[Dataset entries]
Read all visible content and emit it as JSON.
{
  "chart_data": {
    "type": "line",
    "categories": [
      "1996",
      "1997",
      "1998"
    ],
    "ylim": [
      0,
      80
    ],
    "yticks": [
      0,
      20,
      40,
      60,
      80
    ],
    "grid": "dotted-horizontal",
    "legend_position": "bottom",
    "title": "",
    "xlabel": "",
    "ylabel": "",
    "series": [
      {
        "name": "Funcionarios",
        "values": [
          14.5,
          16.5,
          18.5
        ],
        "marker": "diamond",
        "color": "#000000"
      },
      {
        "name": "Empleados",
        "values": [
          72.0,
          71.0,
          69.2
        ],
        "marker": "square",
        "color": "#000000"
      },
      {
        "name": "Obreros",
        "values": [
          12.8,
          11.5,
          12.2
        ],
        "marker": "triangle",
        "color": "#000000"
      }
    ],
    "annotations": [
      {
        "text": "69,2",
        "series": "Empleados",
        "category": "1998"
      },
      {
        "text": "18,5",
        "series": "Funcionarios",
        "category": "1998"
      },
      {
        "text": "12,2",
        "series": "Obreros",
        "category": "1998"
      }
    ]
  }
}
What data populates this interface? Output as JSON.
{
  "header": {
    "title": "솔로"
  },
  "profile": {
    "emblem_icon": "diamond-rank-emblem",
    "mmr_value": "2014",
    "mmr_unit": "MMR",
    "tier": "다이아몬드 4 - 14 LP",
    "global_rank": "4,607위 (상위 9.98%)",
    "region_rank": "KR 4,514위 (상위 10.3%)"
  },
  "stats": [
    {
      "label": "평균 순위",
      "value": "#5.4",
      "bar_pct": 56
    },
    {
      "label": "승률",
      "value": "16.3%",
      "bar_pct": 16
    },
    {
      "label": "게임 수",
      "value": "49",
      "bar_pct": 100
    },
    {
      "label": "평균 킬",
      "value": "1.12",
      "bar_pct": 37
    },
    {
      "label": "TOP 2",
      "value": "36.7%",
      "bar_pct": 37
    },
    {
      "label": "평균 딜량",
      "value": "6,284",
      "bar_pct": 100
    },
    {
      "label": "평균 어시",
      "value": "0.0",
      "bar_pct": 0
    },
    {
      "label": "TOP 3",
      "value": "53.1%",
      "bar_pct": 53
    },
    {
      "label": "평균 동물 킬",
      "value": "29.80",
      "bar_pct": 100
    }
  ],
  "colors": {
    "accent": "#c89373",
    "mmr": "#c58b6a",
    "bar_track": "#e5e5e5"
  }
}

Given task »
Faithfully reproduce all of the records, character for character.

Result of the task »
Read all visible content and emit it as JSON.
{
  "chart_data": {
    "type": "line",
    "categories": [
      "1996",
      "1997",
      "1998"
    ],
    "ylim": [
      0,
      80
    ],
    "yticks": [
      0,
      20,
      40,
      60,
      80
    ],
    "grid": "dotted-horizontal",
    "legend_position": "bottom",
    "title": "",
    "xlabel": "",
    "ylabel": "",
    "series": [
      {
        "name": "Funcionarios",
        "values": [
          14.5,
          16.5,
          18.5
        ],
        "marker": "diamond",
        "color": "#000000"
      },
      {
        "name": "Empleados",
        "values": [
          72.0,
          71.0,
          69.2
        ],
        "marker": "square",
        "color": "#000000"
      },
      {
        "name": "Obreros",
        "values": [
          12.8,
          11.5,
          12.2
        ],
        "marker": "triangle",
        "color": "#000000"
      }
    ],
    "annotations": [
      {
        "text": "69,2",
        "series": "Empleados",
        "category": "1998"
      },
      {
        "text": "18,5",
        "series": "Funcionarios",
        "category": "1998"
      },
      {
        "text": "12,2",
        "series": "Obreros",
        "category": "1998"
      }
    ]
  }
}
What data populates this interface? Output as JSON.
{
  "header": {
    "title": "솔로"
  },
  "profile": {
    "emblem_icon": "diamond-rank-emblem",
    "mmr_value": "2014",
    "mmr_unit": "MMR",
    "tier": "다이아몬드 4 - 14 LP",
    "global_rank": "4,607위 (상위 9.98%)",
    "region_rank": "KR 4,514위 (상위 10.3%)"
  },
  "stats": [
    {
      "label": "평균 순위",
      "value": "#5.4",
      "bar_pct": 56
    },
    {
      "label": "승률",
      "value": "16.3%",
      "bar_pct": 16
    },
    {
      "label": "게임 수",
      "value": "49",
      "bar_pct": 100
    },
    {
      "label": "평균 킬",
      "value": "1.12",
      "bar_pct": 37
    },
    {
      "label": "TOP 2",
      "value": "36.7%",
      "bar_pct": 37
    },
    {
      "label": "평균 딜량",
      "value": "6,284",
      "bar_pct": 100
    },
    {
      "label": "평균 어시",
      "value": "0.0",
      "bar_pct": 0
    },
    {
      "label": "TOP 3",
      "value": "53.1%",
      "bar_pct": 53
    },
    {
      "label": "평균 동물 킬",
      "value": "29.80",
      "bar_pct": 100
    }
  ],
  "colors": {
    "accent": "#c89373",
    "mmr": "#c58b6a",
    "bar_track": "#e5e5e5"
  }
}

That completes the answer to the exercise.